TEXTE FOURNI:
JohnSteed

556 votes

  • Cry Father

    Benjamin Whitmer

    7/10 Patterson Wells est un personnage en souffrance. Depuis la disparition de son fils, il fuit le monde et surtout ceux qui l’aiment, son ex-femme, ses amis. Il se réfugie dans sa douleur et dans l’alcool et les bagarres. Patterson veut se faire mal, s’infliger la responsabilité de la mort de son fils, la justice n’ayant pu décider la culpabilité du médecin.

    Sa rencontre avec Junior, le fils de son ami Henry ne va que renforcer cette déchéance, lui qui touche dans les affaires de drogue.
    Ce duo va s’auto entraîner dans la violence la plus extrême, jusqu’à la mort.

    Un roman âpre et dur dans lequel la plume de Benjamin Whitmer décrit avec subtilité mais sans faire dans la dentelle les sentiments de culpabilité extrême et d’auto-destruction que s’inflige son personnage.

    Un polar à la désespérance profonde réservé à un public amateur des âmes torturées.

    22/08/2022 à 14:30 4

  • Évasion

    Benjamin Whitmer

    7/10 Benjamin Withmer présente son Evasion à la manière d’un film aux multiples acteurs et chapitres courts, créant un rythme soutenu et ne laissant pas un personnage du roman prendre plus de place qu’un autre. Car le héro du livre est bien l’évasion et la prison d’Old Lonesome (le titre original du livre) avec tous les ingrédients nécessaires : les 12 détenus évadés dont le ténébreux Mopar, le traqueur, les journalistes, le directeur de la prison, la hors la loi,…

    Ils cachent tous une sombre personnalité et le temps de la traque on va découvrir chacune de leur facette, qui ne sera pas belle à lire. Car à Old Lonesome n’est pas une cité où il fait bon vivre. Car là-bas, on ne vit pas. « On survit. C’est tout ce qu’il y a. Il n’y a rien dans ce monde qui vaille qu’on vive pour lui, mais on le fait quand même. On n’y pense pas, on se contente d’avancer. On survit et on espère seulement qu’on pourra s’accrocher à un bout de soi-même qui vaille qu’on survive ».

DONNÉES:

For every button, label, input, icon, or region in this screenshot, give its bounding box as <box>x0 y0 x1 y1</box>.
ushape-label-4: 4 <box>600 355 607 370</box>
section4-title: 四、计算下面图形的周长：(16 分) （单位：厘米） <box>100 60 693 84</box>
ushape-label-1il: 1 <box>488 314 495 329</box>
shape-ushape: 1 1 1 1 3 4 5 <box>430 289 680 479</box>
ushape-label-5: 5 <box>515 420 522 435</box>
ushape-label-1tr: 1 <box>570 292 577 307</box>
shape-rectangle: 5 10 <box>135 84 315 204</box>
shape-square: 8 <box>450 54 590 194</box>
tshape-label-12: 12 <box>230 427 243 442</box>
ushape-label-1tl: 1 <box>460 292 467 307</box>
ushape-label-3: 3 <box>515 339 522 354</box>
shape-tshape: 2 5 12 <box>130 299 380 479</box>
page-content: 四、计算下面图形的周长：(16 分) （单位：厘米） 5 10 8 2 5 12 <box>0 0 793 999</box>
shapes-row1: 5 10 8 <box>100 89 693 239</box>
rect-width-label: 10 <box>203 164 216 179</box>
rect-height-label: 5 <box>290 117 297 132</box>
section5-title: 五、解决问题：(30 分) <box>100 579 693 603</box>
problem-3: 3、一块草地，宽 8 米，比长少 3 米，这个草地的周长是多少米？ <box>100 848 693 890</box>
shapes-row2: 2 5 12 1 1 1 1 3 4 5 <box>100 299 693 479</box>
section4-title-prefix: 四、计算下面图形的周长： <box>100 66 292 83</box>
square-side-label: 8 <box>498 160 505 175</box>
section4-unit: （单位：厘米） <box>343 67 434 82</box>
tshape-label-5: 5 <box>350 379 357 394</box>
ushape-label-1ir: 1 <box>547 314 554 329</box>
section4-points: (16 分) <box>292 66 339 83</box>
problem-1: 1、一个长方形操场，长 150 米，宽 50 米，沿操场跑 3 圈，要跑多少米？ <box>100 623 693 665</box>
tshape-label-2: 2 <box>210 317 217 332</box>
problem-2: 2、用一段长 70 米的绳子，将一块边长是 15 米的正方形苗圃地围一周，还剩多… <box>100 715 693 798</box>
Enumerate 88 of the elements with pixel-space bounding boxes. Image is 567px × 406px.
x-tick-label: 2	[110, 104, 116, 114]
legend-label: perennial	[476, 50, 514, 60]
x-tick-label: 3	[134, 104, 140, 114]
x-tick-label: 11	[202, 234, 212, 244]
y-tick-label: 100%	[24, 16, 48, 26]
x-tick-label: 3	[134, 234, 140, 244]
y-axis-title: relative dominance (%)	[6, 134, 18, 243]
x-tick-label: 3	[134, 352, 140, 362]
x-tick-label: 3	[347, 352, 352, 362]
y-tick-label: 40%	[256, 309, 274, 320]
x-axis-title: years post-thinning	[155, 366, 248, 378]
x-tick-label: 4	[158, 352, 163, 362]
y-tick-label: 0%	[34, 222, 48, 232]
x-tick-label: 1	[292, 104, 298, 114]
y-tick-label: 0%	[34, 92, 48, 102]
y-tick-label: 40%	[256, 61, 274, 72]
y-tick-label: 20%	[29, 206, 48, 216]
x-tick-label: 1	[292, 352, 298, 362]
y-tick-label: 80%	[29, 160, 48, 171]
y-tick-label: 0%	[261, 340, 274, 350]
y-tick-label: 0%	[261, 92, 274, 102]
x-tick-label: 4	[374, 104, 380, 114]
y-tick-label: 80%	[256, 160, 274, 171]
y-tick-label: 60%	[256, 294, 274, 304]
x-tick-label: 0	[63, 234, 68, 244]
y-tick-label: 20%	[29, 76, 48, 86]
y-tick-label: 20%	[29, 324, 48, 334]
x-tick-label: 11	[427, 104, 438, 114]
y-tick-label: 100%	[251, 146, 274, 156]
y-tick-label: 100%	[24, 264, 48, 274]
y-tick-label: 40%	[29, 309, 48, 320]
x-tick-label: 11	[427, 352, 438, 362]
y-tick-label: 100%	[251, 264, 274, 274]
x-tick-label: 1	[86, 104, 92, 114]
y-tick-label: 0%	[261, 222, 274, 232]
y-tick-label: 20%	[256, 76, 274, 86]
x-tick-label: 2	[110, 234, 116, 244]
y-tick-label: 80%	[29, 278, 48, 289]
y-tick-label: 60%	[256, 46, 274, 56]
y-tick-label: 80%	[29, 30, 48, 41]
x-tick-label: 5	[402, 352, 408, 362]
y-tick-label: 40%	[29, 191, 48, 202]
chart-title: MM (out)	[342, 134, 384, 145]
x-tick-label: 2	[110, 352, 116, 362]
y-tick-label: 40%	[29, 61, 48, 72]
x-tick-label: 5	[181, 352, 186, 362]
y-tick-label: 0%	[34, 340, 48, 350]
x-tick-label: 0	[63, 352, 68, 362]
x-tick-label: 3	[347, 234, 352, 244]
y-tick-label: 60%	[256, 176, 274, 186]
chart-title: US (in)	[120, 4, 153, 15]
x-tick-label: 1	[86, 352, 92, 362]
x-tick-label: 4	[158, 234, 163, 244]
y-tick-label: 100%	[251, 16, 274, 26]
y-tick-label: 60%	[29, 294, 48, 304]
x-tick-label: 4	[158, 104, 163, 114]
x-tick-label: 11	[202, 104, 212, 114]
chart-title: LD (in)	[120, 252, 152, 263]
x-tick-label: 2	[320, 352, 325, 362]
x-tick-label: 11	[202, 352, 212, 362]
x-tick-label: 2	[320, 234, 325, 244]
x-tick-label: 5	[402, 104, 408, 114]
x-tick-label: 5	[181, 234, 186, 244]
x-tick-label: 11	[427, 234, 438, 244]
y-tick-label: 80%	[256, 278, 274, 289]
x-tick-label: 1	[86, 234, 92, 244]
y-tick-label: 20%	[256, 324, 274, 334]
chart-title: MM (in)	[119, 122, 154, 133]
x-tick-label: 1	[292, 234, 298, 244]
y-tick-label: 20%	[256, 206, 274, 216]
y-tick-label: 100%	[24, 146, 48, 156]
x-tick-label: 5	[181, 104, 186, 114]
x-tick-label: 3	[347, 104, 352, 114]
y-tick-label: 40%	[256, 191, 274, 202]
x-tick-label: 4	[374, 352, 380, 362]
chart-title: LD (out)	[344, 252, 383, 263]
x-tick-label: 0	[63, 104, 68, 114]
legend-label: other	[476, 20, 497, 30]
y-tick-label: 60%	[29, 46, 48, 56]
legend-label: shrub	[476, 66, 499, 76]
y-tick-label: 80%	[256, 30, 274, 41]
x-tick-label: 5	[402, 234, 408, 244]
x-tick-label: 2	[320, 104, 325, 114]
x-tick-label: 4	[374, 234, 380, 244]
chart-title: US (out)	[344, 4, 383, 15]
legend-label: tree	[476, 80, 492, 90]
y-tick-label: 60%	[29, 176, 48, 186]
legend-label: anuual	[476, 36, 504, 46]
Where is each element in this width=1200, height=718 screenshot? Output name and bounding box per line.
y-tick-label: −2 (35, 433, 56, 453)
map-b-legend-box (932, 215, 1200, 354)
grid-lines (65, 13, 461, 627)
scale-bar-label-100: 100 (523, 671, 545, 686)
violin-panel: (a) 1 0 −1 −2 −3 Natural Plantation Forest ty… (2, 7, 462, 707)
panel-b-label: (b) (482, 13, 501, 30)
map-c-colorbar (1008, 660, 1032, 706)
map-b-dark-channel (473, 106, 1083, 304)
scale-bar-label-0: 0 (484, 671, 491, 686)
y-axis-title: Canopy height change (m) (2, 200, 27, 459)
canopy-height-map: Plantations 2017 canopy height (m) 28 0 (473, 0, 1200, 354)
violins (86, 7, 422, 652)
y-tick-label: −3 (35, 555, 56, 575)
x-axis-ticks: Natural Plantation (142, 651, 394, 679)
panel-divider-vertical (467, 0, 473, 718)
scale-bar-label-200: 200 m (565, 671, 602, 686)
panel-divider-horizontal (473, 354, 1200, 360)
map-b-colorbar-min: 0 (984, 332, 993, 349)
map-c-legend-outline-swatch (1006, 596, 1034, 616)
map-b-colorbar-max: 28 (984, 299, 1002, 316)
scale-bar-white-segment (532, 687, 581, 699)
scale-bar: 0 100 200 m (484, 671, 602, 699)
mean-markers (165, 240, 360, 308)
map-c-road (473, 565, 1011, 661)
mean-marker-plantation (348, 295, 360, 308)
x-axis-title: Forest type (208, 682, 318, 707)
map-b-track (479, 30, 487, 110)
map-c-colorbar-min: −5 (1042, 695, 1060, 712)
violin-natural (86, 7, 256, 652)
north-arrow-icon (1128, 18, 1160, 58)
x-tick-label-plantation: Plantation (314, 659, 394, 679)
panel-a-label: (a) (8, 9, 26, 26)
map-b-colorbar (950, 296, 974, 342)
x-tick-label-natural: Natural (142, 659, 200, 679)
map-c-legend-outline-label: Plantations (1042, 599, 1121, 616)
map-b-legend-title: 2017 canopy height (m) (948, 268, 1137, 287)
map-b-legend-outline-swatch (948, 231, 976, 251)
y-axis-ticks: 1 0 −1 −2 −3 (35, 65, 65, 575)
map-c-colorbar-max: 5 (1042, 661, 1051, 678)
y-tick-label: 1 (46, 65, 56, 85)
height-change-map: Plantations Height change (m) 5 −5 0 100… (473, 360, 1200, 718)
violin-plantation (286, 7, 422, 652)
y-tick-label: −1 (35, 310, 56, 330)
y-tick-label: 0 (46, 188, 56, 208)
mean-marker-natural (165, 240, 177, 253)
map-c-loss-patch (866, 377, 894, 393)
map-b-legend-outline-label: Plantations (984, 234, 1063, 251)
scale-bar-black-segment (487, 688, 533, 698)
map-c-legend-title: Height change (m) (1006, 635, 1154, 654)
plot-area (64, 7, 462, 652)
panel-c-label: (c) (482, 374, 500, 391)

TÂCHES À FAIRE:
a: Traduisez en anglais cette phrase du texte fourni : « Un polar à la désespérance profonde réservé à un public amateur des âmes torturées. »
b: Donnez la suite du texte fourni, en partant de sa dernière phrase.

RÉPONSES:
a: A crime novel steeped in deep despair, meant for readers who are drawn to tortured souls.

b:
    Evasion est désespérément sombre et glacial.

    27/01/2019 à 15:43 7

  • Pike

    Benjamin Whitmer

    7/10 Benjamin Whitmer a un style littéraire propre et de qualité, comme il l’a prouvé avec Evasion, créant un rythme soutenu grâce aux chapitres courts, et laissant place au dialogues truculents et directs.
    Il sait mettre en scène des personnages qui ne font ni dans la dentelle ni dans la poésie.
    Si tous ces éléments peuvent apporter les éléments indispensables à une ambiance noire, il manque à mon goût une intrigue solide et accrocheuse à cette histoire.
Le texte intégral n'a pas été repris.